All entries should be output exactly as they stand.

--- START ---

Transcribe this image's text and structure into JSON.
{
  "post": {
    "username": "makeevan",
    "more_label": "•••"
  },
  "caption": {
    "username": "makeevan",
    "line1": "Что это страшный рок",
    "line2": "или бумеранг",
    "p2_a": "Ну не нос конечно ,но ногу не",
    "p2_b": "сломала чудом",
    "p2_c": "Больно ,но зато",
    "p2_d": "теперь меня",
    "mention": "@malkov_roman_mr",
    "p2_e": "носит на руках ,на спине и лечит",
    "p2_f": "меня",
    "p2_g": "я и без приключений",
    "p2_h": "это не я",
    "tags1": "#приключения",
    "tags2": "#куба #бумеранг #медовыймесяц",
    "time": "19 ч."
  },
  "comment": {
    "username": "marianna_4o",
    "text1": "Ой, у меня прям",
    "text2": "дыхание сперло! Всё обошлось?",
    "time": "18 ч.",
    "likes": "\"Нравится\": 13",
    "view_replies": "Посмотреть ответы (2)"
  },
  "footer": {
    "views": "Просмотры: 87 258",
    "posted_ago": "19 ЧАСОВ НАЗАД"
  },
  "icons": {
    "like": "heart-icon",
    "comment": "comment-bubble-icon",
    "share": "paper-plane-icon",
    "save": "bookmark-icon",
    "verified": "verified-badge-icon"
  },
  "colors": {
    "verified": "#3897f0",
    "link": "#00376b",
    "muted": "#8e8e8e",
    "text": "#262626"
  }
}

--- END ---

▶ _OUTPUT FOR THIS EXERCISE_:
Transcribe this image's text and structure into JSON.
{
  "post": {
    "username": "makeevan",
    "more_label": "•••"
  },
  "caption": {
    "username": "makeevan",
    "line1": "Что это страшный рок",
    "line2": "или бумеранг",
    "p2_a": "Ну не нос конечно ,но ногу не",
    "p2_b": "сломала чудом",
    "p2_c": "Больно ,но зато",
    "p2_d": "теперь меня",
    "mention": "@malkov_roman_mr",
    "p2_e": "носит на руках ,на спине и лечит",
    "p2_f": "меня",
    "p2_g": "я и без приключений",
    "p2_h": "это не я",
    "tags1": "#приключения",
    "tags2": "#куба #бумеранг #медовыймесяц",
    "time": "19 ч."
  },
  "comment": {
    "username": "marianna_4o",
    "text1": "Ой, у меня прям",
    "text2": "дыхание сперло! Всё обошлось?",
    "time": "18 ч.",
    "likes": "\"Нравится\": 13",
    "view_replies": "Посмотреть ответы (2)"
  },
  "footer": {
    "views": "Просмотры: 87 258",
    "posted_ago": "19 ЧАСОВ НАЗАД"
  },
  "icons": {
    "like": "heart-icon",
    "comment": "comment-bubble-icon",
    "share": "paper-plane-icon",
    "save": "bookmark-icon",
    "verified": "verified-badge-icon"
  },
  "colors": {
    "verified": "#3897f0",
    "link": "#00376b",
    "muted": "#8e8e8e",
    "text": "#262626"
  }
}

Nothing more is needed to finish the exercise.